> _JOB_:
Copy each line of the material below that includes the string "JSON".
* * * * * * * * *
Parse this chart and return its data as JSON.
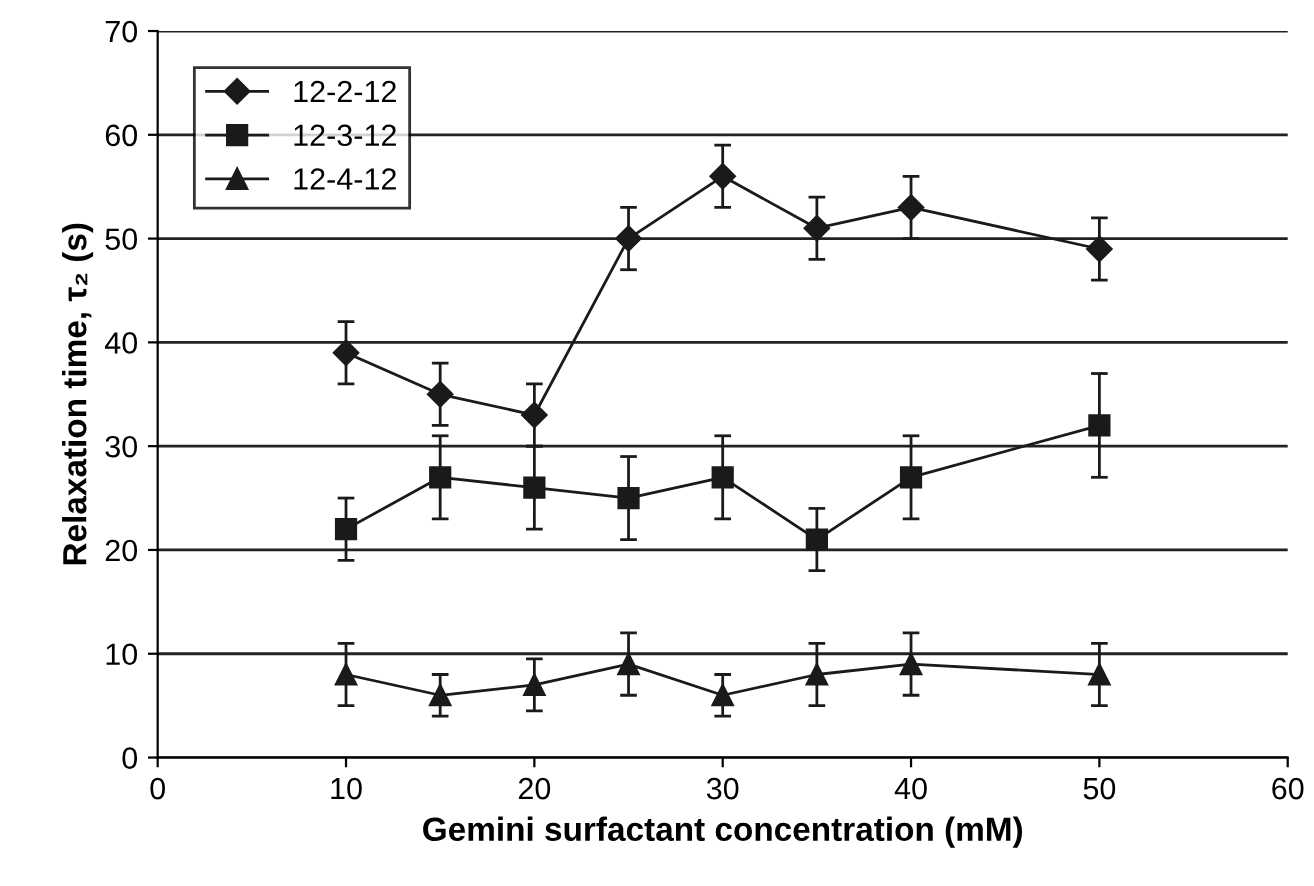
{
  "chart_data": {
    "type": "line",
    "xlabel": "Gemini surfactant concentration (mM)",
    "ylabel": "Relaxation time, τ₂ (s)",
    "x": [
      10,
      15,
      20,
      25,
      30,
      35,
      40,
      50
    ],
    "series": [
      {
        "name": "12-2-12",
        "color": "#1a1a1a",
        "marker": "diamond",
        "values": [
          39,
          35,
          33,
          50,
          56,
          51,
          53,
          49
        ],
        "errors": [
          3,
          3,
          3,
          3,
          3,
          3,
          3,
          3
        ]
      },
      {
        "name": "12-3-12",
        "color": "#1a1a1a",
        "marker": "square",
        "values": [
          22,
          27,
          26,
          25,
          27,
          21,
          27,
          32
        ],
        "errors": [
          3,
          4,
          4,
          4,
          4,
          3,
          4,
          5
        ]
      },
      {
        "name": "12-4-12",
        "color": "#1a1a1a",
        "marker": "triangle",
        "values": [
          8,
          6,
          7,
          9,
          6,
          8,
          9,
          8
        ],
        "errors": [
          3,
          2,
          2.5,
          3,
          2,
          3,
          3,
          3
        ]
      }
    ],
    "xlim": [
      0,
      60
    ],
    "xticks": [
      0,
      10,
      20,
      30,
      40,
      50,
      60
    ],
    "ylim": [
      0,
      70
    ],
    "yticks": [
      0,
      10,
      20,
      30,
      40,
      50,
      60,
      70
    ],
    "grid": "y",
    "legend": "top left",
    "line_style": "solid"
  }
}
* * * * * * * * *
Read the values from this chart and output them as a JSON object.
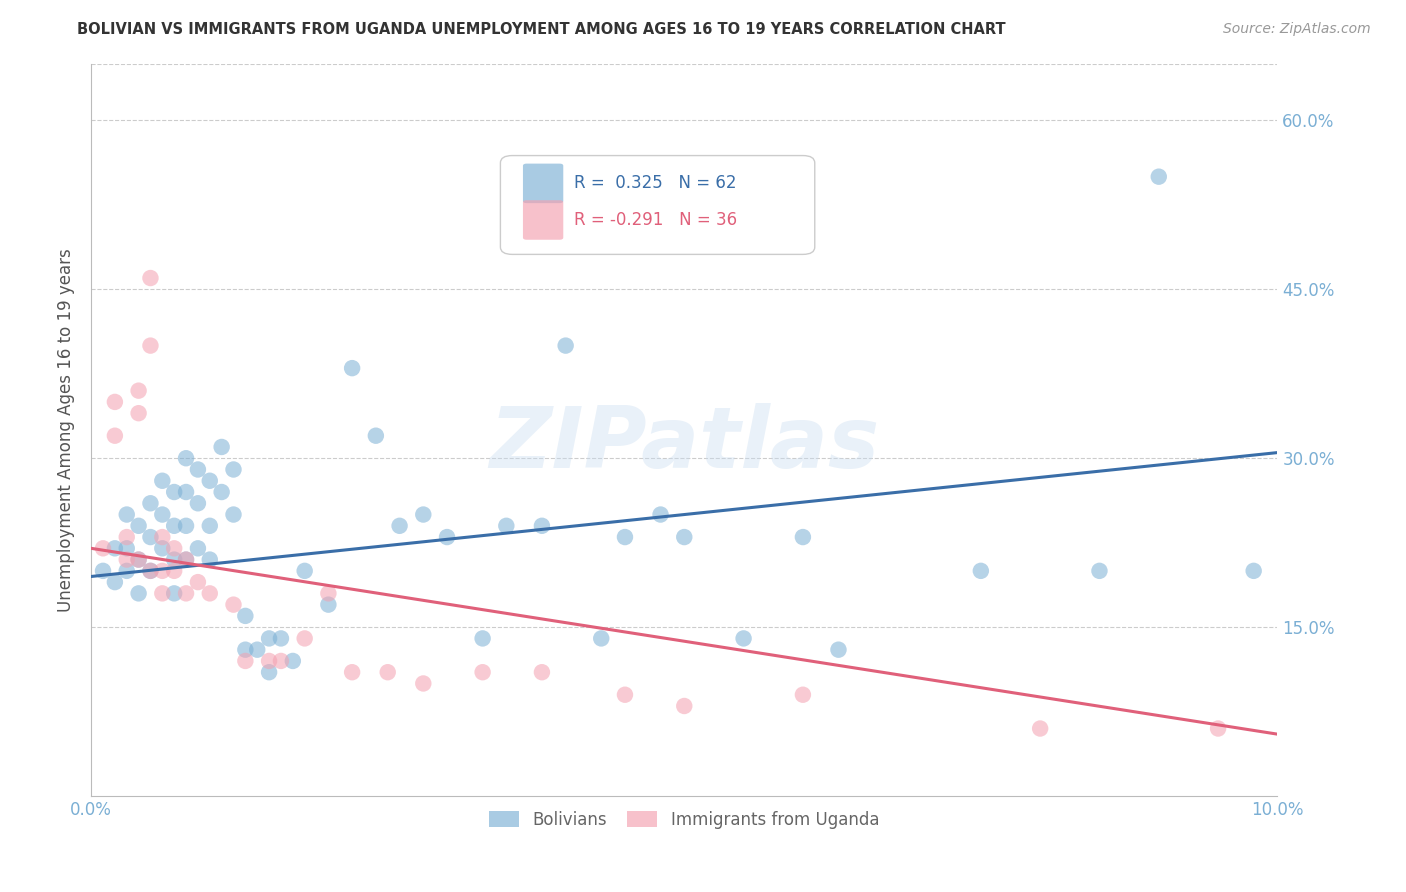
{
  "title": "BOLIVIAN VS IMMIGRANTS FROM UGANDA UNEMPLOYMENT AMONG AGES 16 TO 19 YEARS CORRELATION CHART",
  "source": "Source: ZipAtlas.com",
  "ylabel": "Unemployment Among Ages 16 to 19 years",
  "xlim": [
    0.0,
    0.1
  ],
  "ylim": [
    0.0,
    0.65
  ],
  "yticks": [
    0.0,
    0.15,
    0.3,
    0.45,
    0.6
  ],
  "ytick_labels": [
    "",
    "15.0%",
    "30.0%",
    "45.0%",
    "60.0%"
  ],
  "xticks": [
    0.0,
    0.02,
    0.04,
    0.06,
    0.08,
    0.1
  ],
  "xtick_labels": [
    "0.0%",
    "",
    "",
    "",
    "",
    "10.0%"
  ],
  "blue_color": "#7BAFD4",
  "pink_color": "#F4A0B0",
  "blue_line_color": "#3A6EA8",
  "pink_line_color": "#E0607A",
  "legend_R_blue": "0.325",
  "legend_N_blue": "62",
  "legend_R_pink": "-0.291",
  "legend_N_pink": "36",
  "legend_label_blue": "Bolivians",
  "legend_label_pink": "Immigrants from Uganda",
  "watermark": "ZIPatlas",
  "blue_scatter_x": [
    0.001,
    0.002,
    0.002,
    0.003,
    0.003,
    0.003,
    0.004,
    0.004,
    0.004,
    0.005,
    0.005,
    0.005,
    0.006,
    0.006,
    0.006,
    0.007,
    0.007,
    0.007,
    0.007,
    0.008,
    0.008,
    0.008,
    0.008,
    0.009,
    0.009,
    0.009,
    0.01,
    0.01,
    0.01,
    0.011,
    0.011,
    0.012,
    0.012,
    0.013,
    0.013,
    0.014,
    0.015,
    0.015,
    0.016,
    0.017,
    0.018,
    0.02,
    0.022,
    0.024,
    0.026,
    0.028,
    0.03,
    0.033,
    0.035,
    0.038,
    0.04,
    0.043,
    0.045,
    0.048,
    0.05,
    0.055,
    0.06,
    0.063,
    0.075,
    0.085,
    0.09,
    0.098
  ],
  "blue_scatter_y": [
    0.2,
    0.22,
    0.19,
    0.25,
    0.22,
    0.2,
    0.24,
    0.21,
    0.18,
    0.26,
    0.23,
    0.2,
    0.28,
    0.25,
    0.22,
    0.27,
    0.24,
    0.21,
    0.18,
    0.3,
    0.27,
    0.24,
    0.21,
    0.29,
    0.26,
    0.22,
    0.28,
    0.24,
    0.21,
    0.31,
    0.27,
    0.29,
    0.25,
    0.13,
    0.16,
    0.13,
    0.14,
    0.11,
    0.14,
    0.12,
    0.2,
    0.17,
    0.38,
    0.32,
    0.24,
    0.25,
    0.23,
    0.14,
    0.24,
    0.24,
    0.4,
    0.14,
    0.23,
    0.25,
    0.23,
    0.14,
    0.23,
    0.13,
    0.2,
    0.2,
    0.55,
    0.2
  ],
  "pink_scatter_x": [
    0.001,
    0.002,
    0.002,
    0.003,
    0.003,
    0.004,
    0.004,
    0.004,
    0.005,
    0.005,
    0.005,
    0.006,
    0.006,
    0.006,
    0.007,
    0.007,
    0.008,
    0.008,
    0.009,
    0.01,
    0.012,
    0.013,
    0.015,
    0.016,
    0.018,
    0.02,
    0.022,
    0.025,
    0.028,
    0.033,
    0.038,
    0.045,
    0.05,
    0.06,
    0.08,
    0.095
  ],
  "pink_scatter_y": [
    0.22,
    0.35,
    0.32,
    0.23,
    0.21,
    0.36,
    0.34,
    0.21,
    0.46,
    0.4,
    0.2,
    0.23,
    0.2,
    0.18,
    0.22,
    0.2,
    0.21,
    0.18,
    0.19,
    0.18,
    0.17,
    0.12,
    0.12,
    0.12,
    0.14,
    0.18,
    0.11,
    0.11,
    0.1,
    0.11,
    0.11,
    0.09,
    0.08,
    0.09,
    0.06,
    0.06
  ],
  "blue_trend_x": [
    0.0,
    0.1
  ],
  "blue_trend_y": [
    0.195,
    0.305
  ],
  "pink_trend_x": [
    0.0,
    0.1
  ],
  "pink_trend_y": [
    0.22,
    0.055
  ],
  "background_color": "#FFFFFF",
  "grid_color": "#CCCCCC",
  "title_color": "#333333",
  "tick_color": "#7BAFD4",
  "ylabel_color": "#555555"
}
* * * * * * * * *
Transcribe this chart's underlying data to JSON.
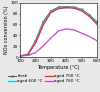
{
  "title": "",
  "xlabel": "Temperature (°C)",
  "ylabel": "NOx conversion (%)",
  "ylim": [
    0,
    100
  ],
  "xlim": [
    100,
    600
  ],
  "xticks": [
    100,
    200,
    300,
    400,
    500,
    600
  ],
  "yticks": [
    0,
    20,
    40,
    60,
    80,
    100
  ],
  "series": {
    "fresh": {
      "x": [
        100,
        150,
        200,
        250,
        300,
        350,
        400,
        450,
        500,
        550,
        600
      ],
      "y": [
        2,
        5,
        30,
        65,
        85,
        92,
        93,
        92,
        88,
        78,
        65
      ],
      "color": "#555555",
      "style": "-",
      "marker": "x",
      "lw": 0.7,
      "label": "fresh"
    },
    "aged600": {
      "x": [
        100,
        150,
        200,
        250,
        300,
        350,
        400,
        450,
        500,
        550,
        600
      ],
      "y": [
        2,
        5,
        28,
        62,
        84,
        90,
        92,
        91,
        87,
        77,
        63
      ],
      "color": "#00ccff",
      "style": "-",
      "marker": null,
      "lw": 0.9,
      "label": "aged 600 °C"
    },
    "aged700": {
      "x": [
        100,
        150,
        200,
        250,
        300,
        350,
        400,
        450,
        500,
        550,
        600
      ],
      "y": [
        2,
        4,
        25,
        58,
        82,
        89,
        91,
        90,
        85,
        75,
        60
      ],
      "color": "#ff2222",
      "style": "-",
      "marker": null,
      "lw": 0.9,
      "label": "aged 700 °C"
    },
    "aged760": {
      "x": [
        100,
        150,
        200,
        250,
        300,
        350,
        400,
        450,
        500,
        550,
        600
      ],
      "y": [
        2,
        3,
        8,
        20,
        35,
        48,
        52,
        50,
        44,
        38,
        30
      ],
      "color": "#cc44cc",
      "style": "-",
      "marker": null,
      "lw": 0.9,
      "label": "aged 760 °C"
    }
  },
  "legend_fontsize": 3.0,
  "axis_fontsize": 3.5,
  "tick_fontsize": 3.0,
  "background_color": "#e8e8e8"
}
* * * * * * * * *
> _RESPONSE TO THIS TASK_:
Parse this chart and return its data as JSON.
Read the values from this chart and output them as a JSON object.
Transcribe this chart's underlying data to JSON.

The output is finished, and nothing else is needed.